AIM: Find the lines containing the word "ARCHIVES" and copy every one of them.

RECORDED INFORMATION:

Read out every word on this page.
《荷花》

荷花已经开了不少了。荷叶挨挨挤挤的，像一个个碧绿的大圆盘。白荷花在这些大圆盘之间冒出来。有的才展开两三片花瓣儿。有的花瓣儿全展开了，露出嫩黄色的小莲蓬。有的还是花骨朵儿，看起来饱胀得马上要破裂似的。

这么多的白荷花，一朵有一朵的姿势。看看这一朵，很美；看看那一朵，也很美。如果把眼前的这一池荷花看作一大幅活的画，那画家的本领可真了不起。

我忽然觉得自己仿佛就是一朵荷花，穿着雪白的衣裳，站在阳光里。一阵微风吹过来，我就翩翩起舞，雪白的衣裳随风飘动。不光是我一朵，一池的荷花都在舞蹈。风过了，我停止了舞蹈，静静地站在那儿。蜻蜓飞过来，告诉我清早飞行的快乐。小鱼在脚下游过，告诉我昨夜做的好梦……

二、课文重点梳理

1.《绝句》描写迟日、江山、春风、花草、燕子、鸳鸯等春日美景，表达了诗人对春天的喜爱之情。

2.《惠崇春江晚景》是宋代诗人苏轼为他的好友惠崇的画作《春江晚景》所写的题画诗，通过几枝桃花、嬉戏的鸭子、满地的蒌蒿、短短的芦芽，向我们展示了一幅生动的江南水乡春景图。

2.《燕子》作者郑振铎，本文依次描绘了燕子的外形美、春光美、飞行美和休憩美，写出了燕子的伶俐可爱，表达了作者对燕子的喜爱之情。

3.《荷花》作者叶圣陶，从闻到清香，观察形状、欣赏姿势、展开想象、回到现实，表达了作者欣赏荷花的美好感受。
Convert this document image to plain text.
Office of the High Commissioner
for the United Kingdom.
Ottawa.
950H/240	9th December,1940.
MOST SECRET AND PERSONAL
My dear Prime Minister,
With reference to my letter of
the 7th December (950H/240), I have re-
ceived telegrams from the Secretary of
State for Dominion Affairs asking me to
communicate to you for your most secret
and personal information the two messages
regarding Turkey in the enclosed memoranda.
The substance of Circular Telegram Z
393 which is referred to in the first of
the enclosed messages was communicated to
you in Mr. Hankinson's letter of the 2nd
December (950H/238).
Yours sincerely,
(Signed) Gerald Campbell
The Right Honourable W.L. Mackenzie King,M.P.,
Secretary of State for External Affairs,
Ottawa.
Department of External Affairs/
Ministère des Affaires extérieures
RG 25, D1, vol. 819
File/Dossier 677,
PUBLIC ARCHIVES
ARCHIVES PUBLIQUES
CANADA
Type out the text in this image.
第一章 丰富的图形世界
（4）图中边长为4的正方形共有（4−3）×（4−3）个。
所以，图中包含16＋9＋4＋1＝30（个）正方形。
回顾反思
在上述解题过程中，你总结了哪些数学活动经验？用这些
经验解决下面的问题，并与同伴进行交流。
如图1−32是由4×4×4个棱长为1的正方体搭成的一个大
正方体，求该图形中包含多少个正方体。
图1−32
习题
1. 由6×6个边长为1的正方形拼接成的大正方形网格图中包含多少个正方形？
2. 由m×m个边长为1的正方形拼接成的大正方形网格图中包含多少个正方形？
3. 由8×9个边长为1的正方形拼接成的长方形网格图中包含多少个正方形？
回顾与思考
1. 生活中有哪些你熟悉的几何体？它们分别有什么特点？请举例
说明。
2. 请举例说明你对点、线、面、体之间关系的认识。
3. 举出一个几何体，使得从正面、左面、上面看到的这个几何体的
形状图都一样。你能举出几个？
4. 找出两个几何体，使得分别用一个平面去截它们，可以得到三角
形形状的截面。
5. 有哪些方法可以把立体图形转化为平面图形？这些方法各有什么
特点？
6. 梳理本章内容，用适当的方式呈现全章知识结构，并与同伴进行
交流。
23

SOLUTION:
PUBLIC ARCHIVES
ARCHIVES PUBLIQUES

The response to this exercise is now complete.